Gather all lines with "allele" from the records.
==*==
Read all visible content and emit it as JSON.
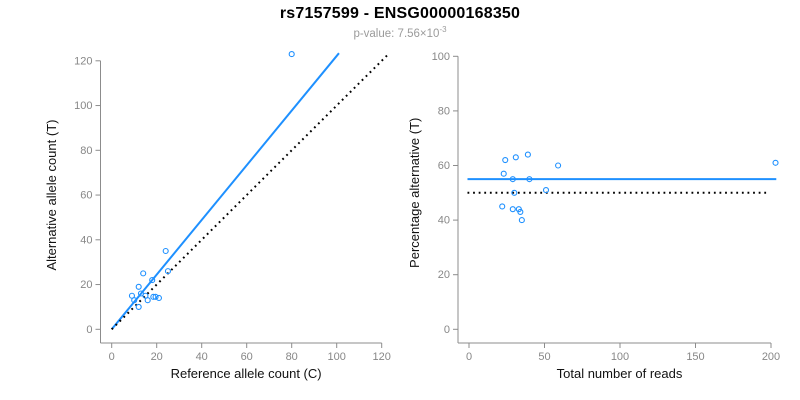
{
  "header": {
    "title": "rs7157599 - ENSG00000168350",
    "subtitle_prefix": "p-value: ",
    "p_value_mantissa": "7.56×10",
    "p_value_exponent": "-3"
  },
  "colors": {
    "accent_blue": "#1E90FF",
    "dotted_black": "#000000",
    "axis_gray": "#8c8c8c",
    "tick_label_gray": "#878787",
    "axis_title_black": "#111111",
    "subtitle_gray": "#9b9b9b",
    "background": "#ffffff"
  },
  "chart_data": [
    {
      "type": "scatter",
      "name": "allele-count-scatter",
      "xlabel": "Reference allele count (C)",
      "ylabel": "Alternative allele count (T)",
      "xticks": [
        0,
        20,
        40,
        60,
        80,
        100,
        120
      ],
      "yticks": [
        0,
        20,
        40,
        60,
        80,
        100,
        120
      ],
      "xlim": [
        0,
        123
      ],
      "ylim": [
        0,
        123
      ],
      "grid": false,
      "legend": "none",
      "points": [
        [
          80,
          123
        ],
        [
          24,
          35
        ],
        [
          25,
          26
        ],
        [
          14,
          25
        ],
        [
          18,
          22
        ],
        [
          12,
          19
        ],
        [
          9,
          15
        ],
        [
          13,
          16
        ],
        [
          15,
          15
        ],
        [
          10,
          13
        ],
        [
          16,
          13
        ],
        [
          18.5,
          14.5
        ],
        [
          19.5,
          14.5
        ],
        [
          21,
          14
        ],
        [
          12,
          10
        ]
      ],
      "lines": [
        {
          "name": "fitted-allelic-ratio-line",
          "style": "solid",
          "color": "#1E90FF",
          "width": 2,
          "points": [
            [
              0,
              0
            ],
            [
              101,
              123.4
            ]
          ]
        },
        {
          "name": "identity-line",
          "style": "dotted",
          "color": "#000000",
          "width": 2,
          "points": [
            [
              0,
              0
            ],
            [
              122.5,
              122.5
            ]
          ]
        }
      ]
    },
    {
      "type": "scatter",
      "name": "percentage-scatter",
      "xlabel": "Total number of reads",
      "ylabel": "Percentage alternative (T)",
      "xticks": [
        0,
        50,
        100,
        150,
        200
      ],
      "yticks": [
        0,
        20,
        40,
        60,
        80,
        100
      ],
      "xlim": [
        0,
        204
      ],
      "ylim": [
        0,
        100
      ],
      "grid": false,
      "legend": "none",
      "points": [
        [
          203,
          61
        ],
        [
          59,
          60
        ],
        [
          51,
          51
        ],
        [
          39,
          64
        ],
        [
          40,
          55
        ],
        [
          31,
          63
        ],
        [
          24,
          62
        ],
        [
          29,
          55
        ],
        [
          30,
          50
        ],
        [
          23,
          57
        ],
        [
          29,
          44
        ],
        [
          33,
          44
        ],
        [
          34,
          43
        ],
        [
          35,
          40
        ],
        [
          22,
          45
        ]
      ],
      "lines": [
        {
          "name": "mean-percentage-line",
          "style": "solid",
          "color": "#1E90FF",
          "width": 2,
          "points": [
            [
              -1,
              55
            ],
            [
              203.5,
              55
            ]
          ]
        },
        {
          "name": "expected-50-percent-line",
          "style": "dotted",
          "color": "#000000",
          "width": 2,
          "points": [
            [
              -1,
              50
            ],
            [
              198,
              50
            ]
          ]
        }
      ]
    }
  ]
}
==*==
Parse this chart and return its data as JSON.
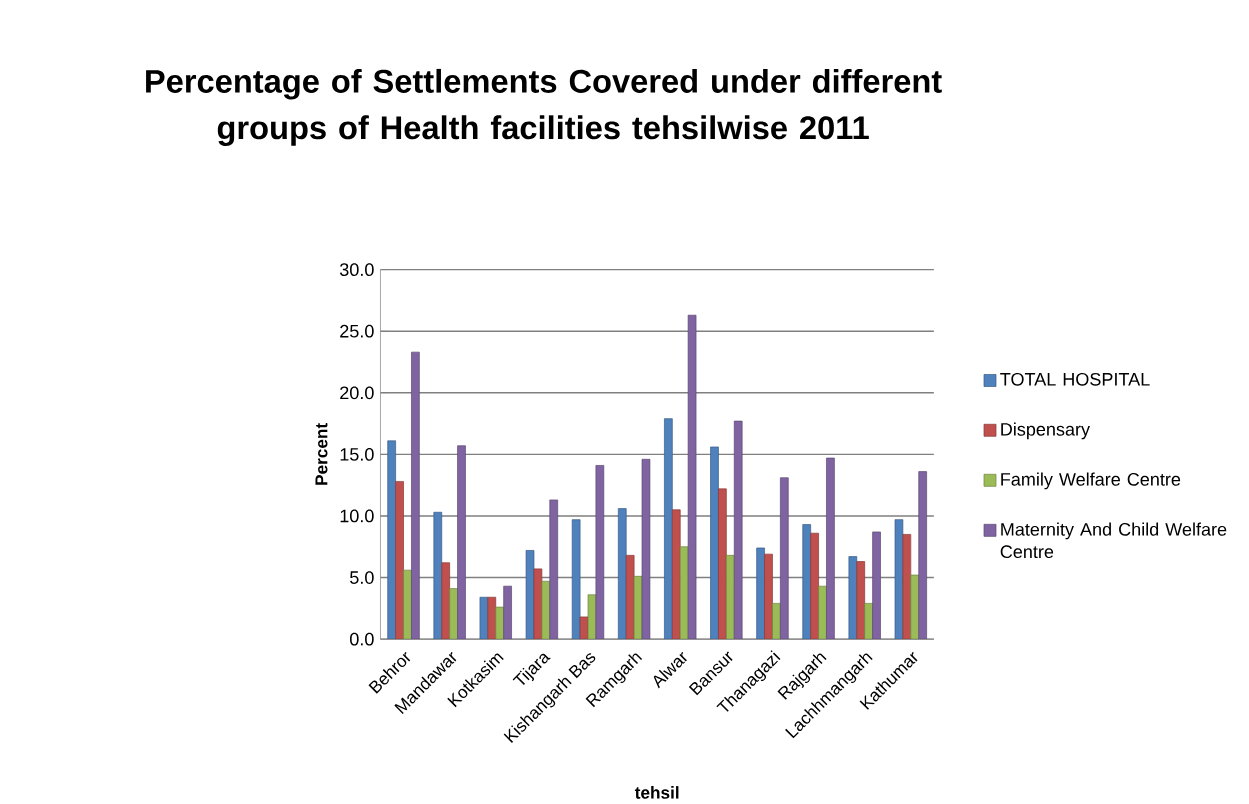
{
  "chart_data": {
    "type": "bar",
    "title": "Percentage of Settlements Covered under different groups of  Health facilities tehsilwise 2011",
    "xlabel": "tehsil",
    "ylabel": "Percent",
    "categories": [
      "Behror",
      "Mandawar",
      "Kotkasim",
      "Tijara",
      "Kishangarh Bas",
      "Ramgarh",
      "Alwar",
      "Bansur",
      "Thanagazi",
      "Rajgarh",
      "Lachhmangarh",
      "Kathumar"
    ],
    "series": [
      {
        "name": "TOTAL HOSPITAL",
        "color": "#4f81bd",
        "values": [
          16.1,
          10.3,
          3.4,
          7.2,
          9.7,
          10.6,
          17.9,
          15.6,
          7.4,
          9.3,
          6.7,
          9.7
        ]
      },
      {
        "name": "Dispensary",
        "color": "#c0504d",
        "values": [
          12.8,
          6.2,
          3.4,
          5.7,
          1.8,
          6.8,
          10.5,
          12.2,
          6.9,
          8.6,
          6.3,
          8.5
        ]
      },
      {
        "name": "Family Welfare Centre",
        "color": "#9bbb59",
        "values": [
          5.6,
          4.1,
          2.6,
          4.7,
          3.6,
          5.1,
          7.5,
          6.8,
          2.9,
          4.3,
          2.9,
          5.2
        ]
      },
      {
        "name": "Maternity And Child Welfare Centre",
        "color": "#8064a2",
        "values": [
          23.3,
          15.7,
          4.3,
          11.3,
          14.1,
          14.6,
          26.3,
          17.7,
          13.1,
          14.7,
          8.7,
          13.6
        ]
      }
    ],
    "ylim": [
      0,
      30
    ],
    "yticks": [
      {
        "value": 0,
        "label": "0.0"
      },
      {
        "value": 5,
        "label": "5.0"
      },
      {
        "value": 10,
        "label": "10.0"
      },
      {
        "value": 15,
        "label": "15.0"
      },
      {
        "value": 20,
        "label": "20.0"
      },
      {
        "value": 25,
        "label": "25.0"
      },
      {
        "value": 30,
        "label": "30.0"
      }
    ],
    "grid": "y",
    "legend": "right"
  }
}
==*==
Correct answer –
      "name": "allele-count-scatter",
      "xlabel": "Reference allele count (C)",
      "ylabel": "Alternative allele count (T)",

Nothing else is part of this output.